▶ _WRITTEN PROBLEM_:
Below are some records; work out how many of their lines contain "ENTRE" and give the number only.

(Stored records)
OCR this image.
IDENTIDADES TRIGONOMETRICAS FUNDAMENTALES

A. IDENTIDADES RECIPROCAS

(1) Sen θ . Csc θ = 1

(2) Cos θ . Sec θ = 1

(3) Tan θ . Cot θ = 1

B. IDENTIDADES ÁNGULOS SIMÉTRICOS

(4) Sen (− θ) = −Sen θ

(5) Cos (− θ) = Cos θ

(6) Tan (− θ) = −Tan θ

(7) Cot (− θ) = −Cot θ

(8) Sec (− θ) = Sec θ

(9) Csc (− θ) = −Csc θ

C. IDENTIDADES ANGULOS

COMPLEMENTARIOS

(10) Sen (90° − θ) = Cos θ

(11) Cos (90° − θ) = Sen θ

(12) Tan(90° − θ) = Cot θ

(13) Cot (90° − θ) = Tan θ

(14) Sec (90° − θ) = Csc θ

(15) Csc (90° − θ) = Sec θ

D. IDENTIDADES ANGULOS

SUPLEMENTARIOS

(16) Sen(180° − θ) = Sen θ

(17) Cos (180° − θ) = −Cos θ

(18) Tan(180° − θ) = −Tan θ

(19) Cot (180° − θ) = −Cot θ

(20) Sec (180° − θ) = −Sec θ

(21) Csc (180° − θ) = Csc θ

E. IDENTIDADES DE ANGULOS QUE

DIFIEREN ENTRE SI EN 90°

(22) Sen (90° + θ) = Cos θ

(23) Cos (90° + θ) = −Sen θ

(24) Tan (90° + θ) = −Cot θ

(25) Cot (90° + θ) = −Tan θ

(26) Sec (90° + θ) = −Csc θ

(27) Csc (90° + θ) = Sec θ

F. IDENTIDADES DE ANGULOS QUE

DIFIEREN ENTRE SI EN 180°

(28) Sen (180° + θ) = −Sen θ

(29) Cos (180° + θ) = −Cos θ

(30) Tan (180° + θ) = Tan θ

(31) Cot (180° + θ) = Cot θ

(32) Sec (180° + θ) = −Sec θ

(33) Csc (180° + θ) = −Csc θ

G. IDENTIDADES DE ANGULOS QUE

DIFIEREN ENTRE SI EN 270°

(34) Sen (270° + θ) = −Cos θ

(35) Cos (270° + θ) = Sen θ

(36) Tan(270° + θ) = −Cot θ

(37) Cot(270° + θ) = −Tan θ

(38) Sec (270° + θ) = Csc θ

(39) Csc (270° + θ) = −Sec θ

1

▶ _RESPONSE TO THE TASK_:
3